[EXERCISE TASK] Scan the lines below for the word "幼儿园小班第二学". Copy each line you find it in.
## Begin
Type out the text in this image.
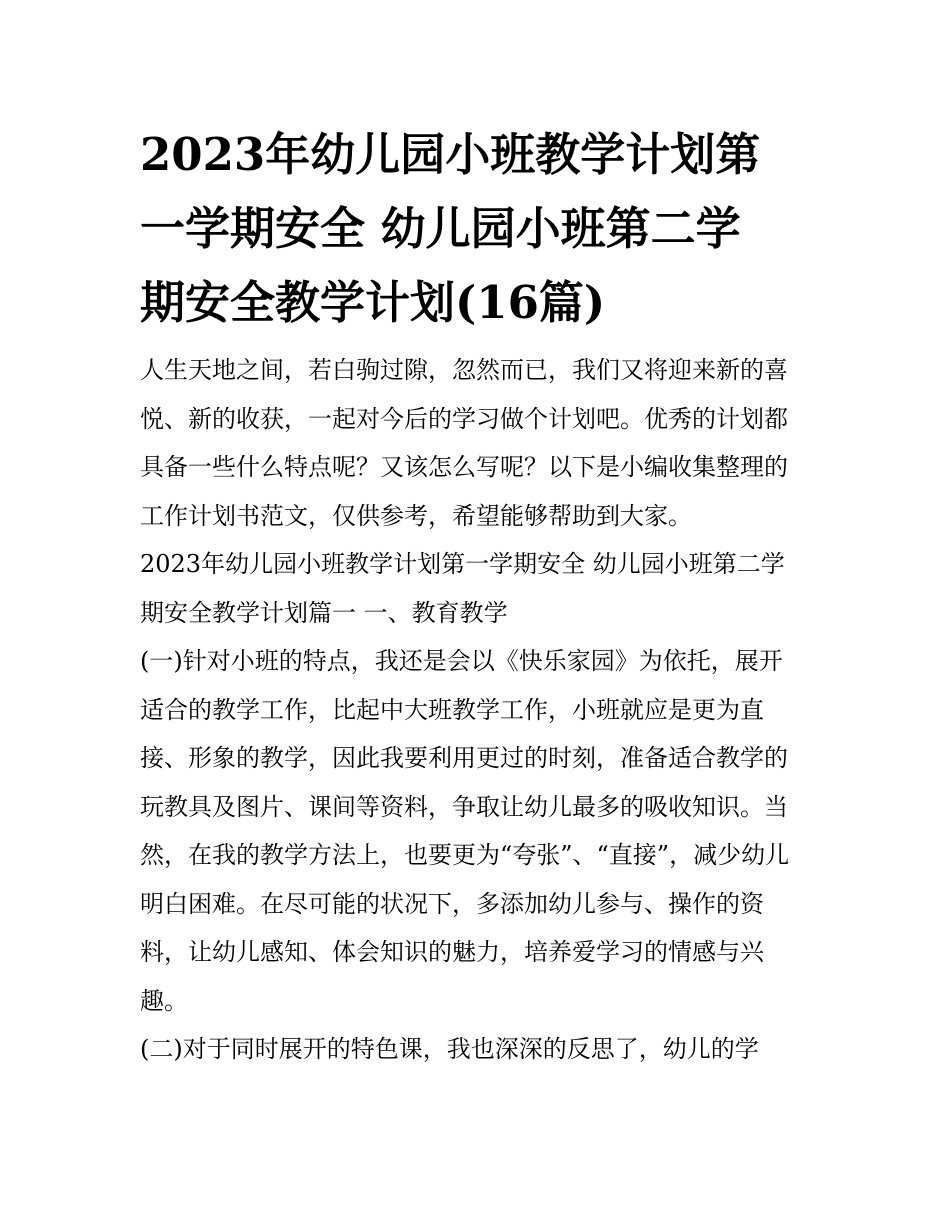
2023年幼儿园小班教学计划第
一学期安全 幼儿园小班第二学
期安全教学计划(16篇)
人生天地之间，若白驹过隙，忽然而已，我们又将迎来新的喜
悦、新的收获，一起对今后的学习做个计划吧。优秀的计划都
具备一些什么特点呢？又该怎么写呢？以下是小编收集整理的
工作计划书范文，仅供参考，希望能够帮助到大家。
2023年幼儿园小班教学计划第一学期安全 幼儿园小班第二学
期安全教学计划篇一 一、教育教学
(一)针对小班的特点，我还是会以《快乐家园》为依托，展开
适合的教学工作，比起中大班教学工作，小班就应是更为直
接、形象的教学，因此我要利用更过的时刻，准备适合教学的
玩教具及图片、课间等资料，争取让幼儿最多的吸收知识。当
然，在我的教学方法上，也要更为“夸张”、“直接”，减少幼儿
明白困难。在尽可能的状况下，多添加幼儿参与、操作的资
料，让幼儿感知、体会知识的魅力，培养爱学习的情感与兴
趣。
(二)对于同时展开的特色课，我也深深的反思了，幼儿的学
## End
[ANSWER IN FULL]
一学期安全 幼儿园小班第二学
2023年幼儿园小班教学计划第一学期安全 幼儿园小班第二学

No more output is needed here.